_DATA EXTRACT_:
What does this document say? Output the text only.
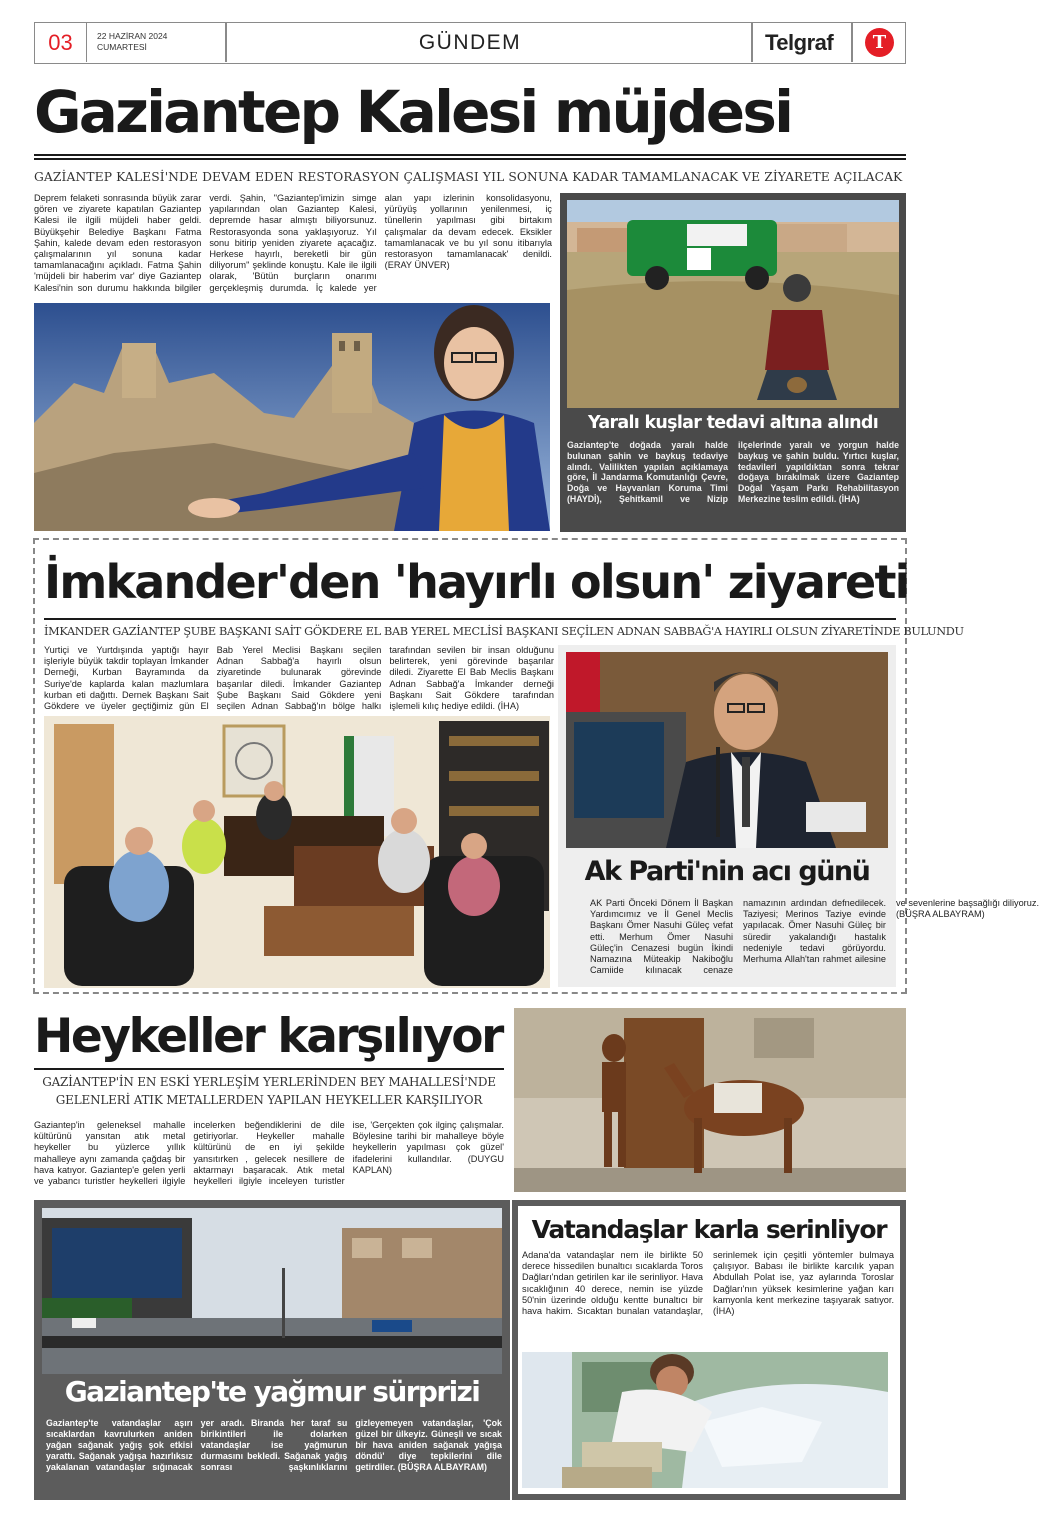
03	22 HAZİRAN 2024
CUMARTESİ	GÜNDEM	Telgraf	T
Gaziantep Kalesi müjdesi
GAZİANTEP KALESİ'NDE DEVAM EDEN RESTORASYON ÇALIŞMASI YIL SONUNA KADAR TAMAMLANACAK VE ZİYARETE AÇILACAK
Deprem felaketi sonrasında büyük zarar gören ve ziyarete kapatılan Gaziantep Kalesi ile ilgili müjdeli haber geldi. Büyükşehir Belediye Başkanı Fatma Şahin, kalede devam eden restorasyon çalışmalarının yıl sonuna kadar tamamlanacağını açıkladı. Fatma Şahin 'müjdeli bir haberim var' diye Gaziantep Kalesi'nin son durumu hakkında bilgiler verdi. Şahin, "Gaziantep'imizin simge yapılarından olan Gaziantep Kalesi, depremde hasar almıştı biliyorsunuz. Restorasyonda sona yaklaşıyoruz. Yıl sonu bitirip yeniden ziyarete açacağız. Herkese hayırlı, bereketli bir gün diliyorum" şeklinde konuştu. Kale ile ilgili olarak, 'Bütün burçların onarımı gerçekleşmiş durumda. İç kalede yer alan yapı izlerinin konsolidasyonu, yürüyüş yollarının yenilenmesi, iç tünellerin yapılması gibi birtakım çalışmalar da devam edecek. Eksikler tamamlanacak ve bu yıl sonu itibarıyla restorasyon tamamlanacak' denildi. (ERAY ÜNVER)
Yaralı kuşlar tedavi altına alındı
Gaziantep'te doğada yaralı halde bulunan şahin ve baykuş tedaviye alındı. Valilikten yapılan açıklamaya göre, İl Jandarma Komutanlığı Çevre, Doğa ve Hayvanları Koruma Timi (HAYDİ), Şehitkamil ve Nizip ilçelerinde yaralı ve yorgun halde baykuş ve şahin buldu. Yırtıcı kuşlar, tedavileri yapıldıktan sonra tekrar doğaya bırakılmak üzere Gaziantep Doğal Yaşam Parkı Rehabilitasyon Merkezine teslim edildi. (İHA)
İmkander'den 'hayırlı olsun' ziyareti
İMKANDER GAZİANTEP ŞUBE BAŞKANI SAİT GÖKDERE EL BAB YEREL MECLİSİ BAŞKANI SEÇİLEN ADNAN SABBAĞ'A HAYIRLI OLSUN ZİYARETİNDE BULUNDU
Yurtiçi ve Yurtdışında yaptığı hayır işleriyle büyük takdir toplayan İmkander Derneği, Kurban Bayramında da Suriye'de kaplarda kalan mazlumlara kurban eti dağıttı. Dernek Başkanı Sait Gökdere ve üyeler geçtiğimiz gün El Bab Yerel Meclisi Başkanı seçilen Adnan Sabbağ'a hayırlı olsun ziyaretinde bulunarak görevinde başarılar diledi. İmkander Gaziantep Şube Başkanı Said Gökdere yeni seçilen Adnan Sabbağ'ın bölge halkı tarafından sevilen bir insan olduğunu belirterek, yeni görevinde başarılar diledi. Ziyarette El Bab Meclis Başkanı Adnan Sabbağ'a İmkander derneği Başkanı Sait Gökdere tarafından işlemeli kılıç hediye edildi. (İHA)
Ak Parti'nin acı günü
AK Parti Önceki Dönem İl Başkan Yardımcımız ve İl Genel Meclis Başkanı Ömer Nasuhi Güleç vefat etti. Merhum Ömer Nasuhi Güleç'in Cenazesi bugün İkindi Namazına Müteakip Nakiboğlu Camiide kılınacak cenaze namazının ardından defnedilecek. Taziyesi; Merinos Taziye evinde yapılacak. Ömer Nasuhi Güleç bir süredir yakalandığı hastalık nedeniyle tedavi görüyordu. Merhuma Allah'tan rahmet ailesine ve sevenlerine başsağlığı diliyoruz. (BÜŞRA ALBAYRAM)
Heykeller karşılıyor
GAZİANTEP'İN EN ESKİ YERLEŞİM YERLERİNDEN BEY MAHALLESİ'NDE GELENLERİ ATIK METALLERDEN YAPILAN HEYKELLER KARŞILIYOR
Gaziantep'in geleneksel mahalle kültürünü yansıtan atık metal heykeller bu yüzlerce yıllık mahalleye aynı zamanda çağdaş bir hava katıyor. Gaziantep'e gelen yerli ve yabancı turistler heykelleri ilgiyle incelerken beğendiklerini de dile getiriyorlar. Heykeller mahalle kültürünü de en iyi şekilde yansıtırken , gelecek nesillere de aktarmayı başaracak. Atık metal heykelleri ilgiyle inceleyen turistler ise, 'Gerçekten çok ilginç çalışmalar. Böylesine tarihi bir mahalleye böyle heykellerin yapılması çok güzel' ifadelerini kullandılar. (DUYGU KAPLAN)
Gaziantep'te yağmur sürprizi
Gaziantep'te vatandaşlar aşırı sıcaklardan kavrulurken aniden yağan sağanak yağış şok etkisi yarattı. Sağanak yağışa hazırlıksız yakalanan vatandaşlar sığınacak yer aradı. Biranda her taraf su birikintileri ile dolarken vatandaşlar ise yağmurun durmasını bekledi. Sağanak yağış sonrası şaşkınlıklarını gizleyemeyen vatandaşlar, 'Çok güzel bir ülkeyiz. Güneşli ve sıcak bir hava aniden sağanak yağışa döndü' diye tepkilerini dile getirdiler. (BÜŞRA ALBAYRAM)
Vatandaşlar karla serinliyor
Adana'da vatandaşlar nem ile birlikte 50 derece hissedilen bunaltıcı sıcaklarda Toros Dağları'ndan getirilen kar ile serinliyor. Hava sıcaklığının 40 derece, nemin ise yüzde 50'nin üzerinde olduğu kentte bunaltıcı bir hava hakim. Sıcaktan bunalan vatandaşlar, serinlemek için çeşitli yöntemler bulmaya çalışıyor. Babası ile birlikte karcılık yapan Abdullah Polat ise, yaz aylarında Toroslar Dağları'nın yüksek kesimlerine yağan karı kamyonla kent merkezine taşıyarak satıyor. (İHA)
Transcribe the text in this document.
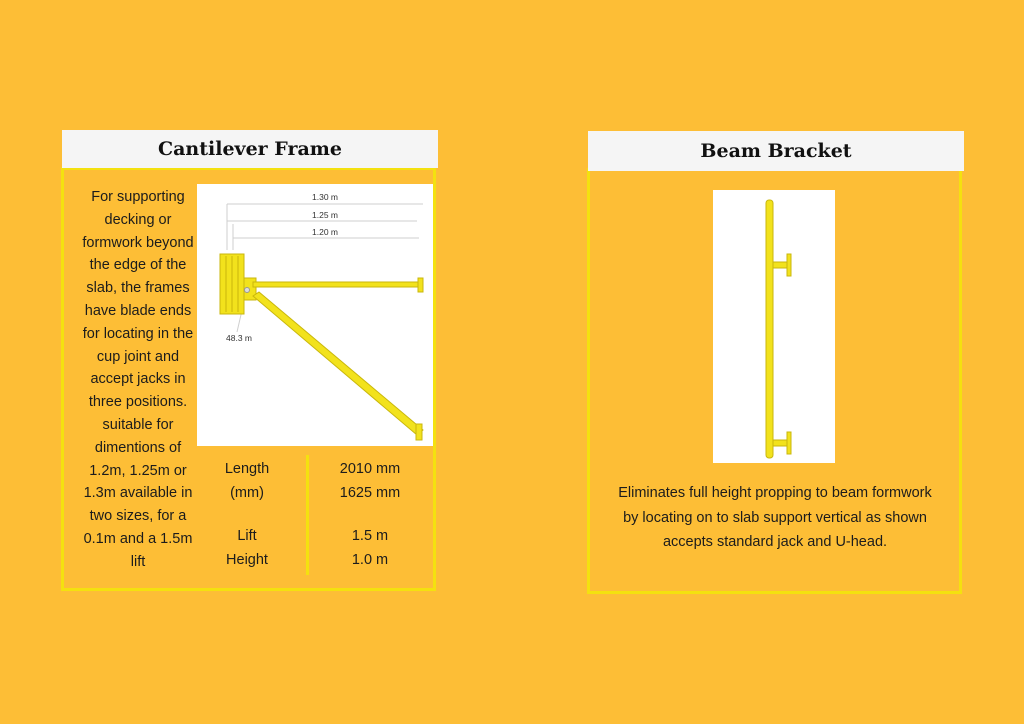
Cantilever Frame
For supporting decking or formwork beyond the edge of the slab, the frames have blade ends for locating in the cup joint and accept jacks in three positions. suitable for dimentions of 1.2m, 1.25m or 1.3m available in two sizes, for a 0.1m and a 1.5m lift
1.30 m
1.25 m
1.20 m
48.3 m
Length
(mm)
2010 mm
1625 mm
Lift
Height
1.5 m
1.0 m
Beam Bracket
Eliminates full height propping to beam formwork by locating on to slab support vertical as shown accepts standard jack and U-head.
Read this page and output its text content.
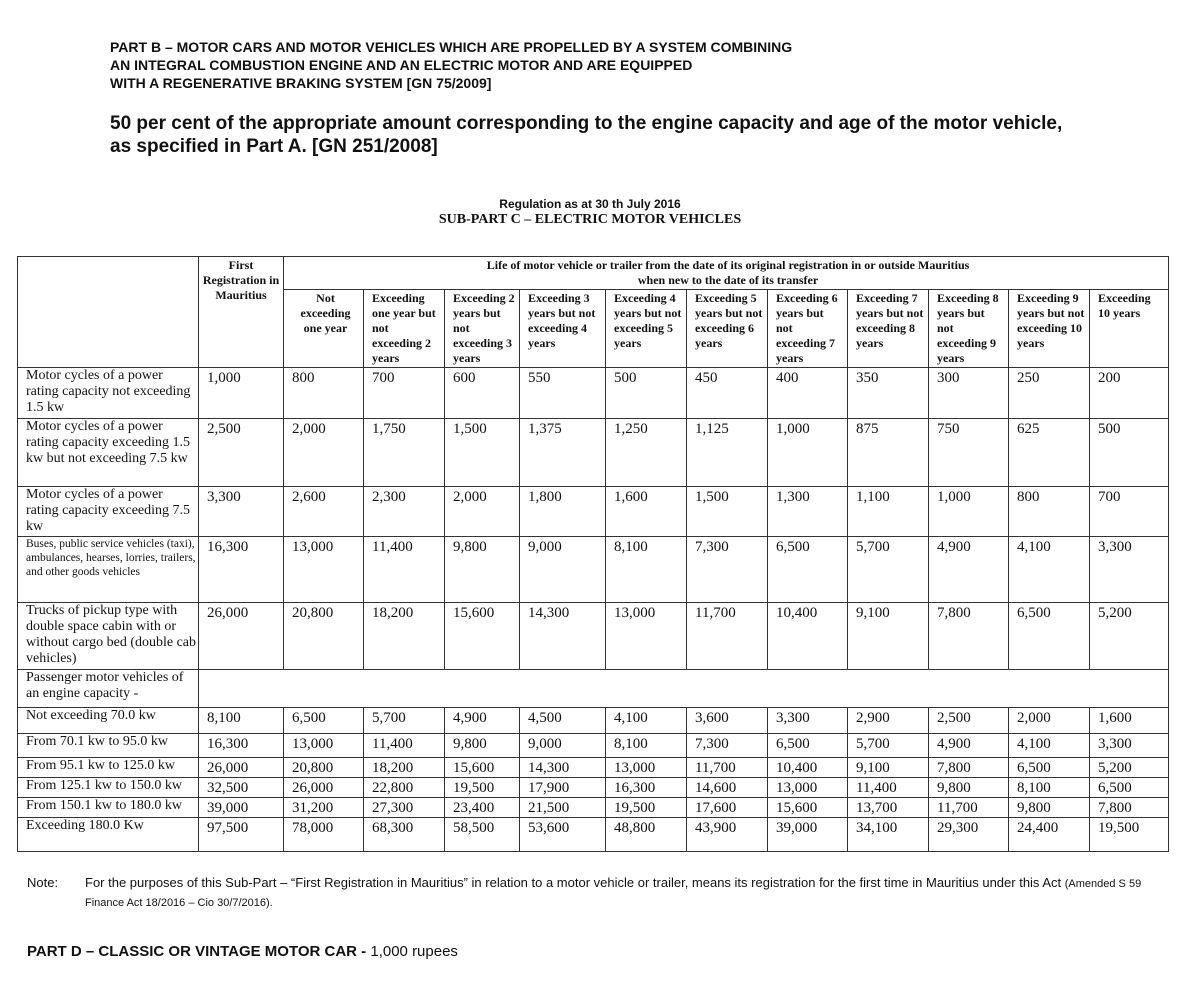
PART B – MOTOR CARS AND MOTOR VEHICLES WHICH ARE PROPELLED BY A SYSTEM COMBINING
AN INTEGRAL COMBUSTION ENGINE AND AN ELECTRIC MOTOR AND ARE EQUIPPED
WITH A REGENERATIVE BRAKING SYSTEM [GN 75/2009]
50 per cent of the appropriate amount corresponding to the engine capacity and age of the motor vehicle,
as specified in Part A. [GN 251/2008]
Regulation as at 30 th July 2016
SUB-PART C – ELECTRIC MOTOR VEHICLES
	First Registration in Mauritius	Life of motor vehicle or trailer from the date of its original registration in or outside Mauritius
when new to the date of its transfer										

		Not exceeding one year	Exceeding one year but not exceeding 2 years	Exceeding 2 years but not exceeding 3 years	Exceeding 3 years but not exceeding 4 years	Exceeding 4 years but not exceeding 5 years	Exceeding 5 years but not exceeding 6 years	Exceeding 6 years but not exceeding 7 years	Exceeding 7 years but not exceeding 8 years	Exceeding 8 years but not exceeding 9 years	Exceeding 9 years but not exceeding 10 years	Exceeding 10 years
Motor cycles of a power rating capacity not exceeding 1.5 kw	1,000	800	700	600	550	500	450	400	350	300	250	200
Motor cycles of a power rating capacity exceeding 1.5 kw but not exceeding 7.5 kw	2,500	2,000	1,750	1,500	1,375	1,250	1,125	1,000	875	750	625	500
Motor cycles of a power rating capacity exceeding 7.5 kw	3,300	2,600	2,300	2,000	1,800	1,600	1,500	1,300	1,100	1,000	800	700
Buses, public service vehicles (taxi), ambulances, hearses, lorries, trailers, and other goods vehicles	16,300	13,000	11,400	9,800	9,000	8,100	7,300	6,500	5,700	4,900	4,100	3,300
Trucks of pickup type with double space cabin with or without cargo bed (double cab vehicles)	26,000	20,800	18,200	15,600	14,300	13,000	11,700	10,400	9,100	7,800	6,500	5,200
Passenger motor vehicles of an engine capacity -												
Not exceeding 70.0 kw	8,100	6,500	5,700	4,900	4,500	4,100	3,600	3,300	2,900	2,500	2,000	1,600
From 70.1 kw to 95.0 kw	16,300	13,000	11,400	9,800	9,000	8,100	7,300	6,500	5,700	4,900	4,100	3,300
From 95.1 kw to 125.0 kw	26,000	20,800	18,200	15,600	14,300	13,000	11,700	10,400	9,100	7,800	6,500	5,200
From 125.1 kw to 150.0 kw	32,500	26,000	22,800	19,500	17,900	16,300	14,600	13,000	11,400	9,800	8,100	6,500
From 150.1 kw to 180.0 kw	39,000	31,200	27,300	23,400	21,500	19,500	17,600	15,600	13,700	11,700	9,800	7,800
Exceeding 180.0 Kw	97,500	78,000	68,300	58,500	53,600	48,800	43,900	39,000	34,100	29,300	24,400	19,500
Note: For the purposes of this Sub-Part – “First Registration in Mauritius” in relation to a motor vehicle or trailer, means its registration for the first time in Mauritius under this Act (Amended S 59 Finance Act 18/2016 – Cio 30/7/2016).
PART D – CLASSIC OR VINTAGE MOTOR CAR - 1,000 rupees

_WRITTEN PROBLEM_:
Show every line of the records above that contains the word "Mauritius".

_EXERCISE OUTPUT_:
	First Registration in Mauritius	Life of motor vehicle or trailer from the date of its original registration in or outside Mauritius
Note: For the purposes of this Sub-Part – “First Registration in Mauritius” in relation to a motor vehicle or trailer, means its registration for the first time in Mauritius under this Act (Amended S 59 Finance Act 18/2016 – Cio 30/7/2016).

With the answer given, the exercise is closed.